** PROVIDED DATA **
--- begin ---

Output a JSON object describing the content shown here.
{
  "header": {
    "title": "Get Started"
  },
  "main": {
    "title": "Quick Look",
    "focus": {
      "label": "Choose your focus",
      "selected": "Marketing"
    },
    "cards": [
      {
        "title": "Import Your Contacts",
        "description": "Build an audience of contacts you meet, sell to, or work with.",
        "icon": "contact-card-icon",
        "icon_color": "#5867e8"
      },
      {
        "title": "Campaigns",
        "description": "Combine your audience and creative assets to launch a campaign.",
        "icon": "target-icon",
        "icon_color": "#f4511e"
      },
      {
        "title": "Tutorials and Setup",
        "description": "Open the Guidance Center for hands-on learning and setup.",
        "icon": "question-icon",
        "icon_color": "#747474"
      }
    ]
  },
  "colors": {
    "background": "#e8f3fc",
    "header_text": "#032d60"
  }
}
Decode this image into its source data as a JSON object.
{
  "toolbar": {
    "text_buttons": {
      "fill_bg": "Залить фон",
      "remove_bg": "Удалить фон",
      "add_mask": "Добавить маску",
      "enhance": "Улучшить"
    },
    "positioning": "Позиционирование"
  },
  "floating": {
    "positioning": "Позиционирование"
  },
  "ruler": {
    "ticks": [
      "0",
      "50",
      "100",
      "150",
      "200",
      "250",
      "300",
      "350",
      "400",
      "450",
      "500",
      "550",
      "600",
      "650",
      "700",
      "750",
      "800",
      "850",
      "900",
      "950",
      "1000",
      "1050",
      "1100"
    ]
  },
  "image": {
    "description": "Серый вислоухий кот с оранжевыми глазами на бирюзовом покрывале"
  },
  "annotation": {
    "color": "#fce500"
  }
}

--- end ---

** TASK TO COMPLETE **
From the line that contains "Decode this image" to the last line of the material above, repeat every line exactly, keeping both the first and the last.

** TASK RESPONSE **
Decode this image into its source data as a JSON object.
{
  "toolbar": {
    "text_buttons": {
      "fill_bg": "Залить фон",
      "remove_bg": "Удалить фон",
      "add_mask": "Добавить маску",
      "enhance": "Улучшить"
    },
    "positioning": "Позиционирование"
  },
  "floating": {
    "positioning": "Позиционирование"
  },
  "ruler": {
    "ticks": [
      "0",
      "50",
      "100",
      "150",
      "200",
      "250",
      "300",
      "350",
      "400",
      "450",
      "500",
      "550",
      "600",
      "650",
      "700",
      "750",
      "800",
      "850",
      "900",
      "950",
      "1000",
      "1050",
      "1100"
    ]
  },
  "image": {
    "description": "Серый вислоухий кот с оранжевыми глазами на бирюзовом покрывале"
  },
  "annotation": {
    "color": "#fce500"
  }
}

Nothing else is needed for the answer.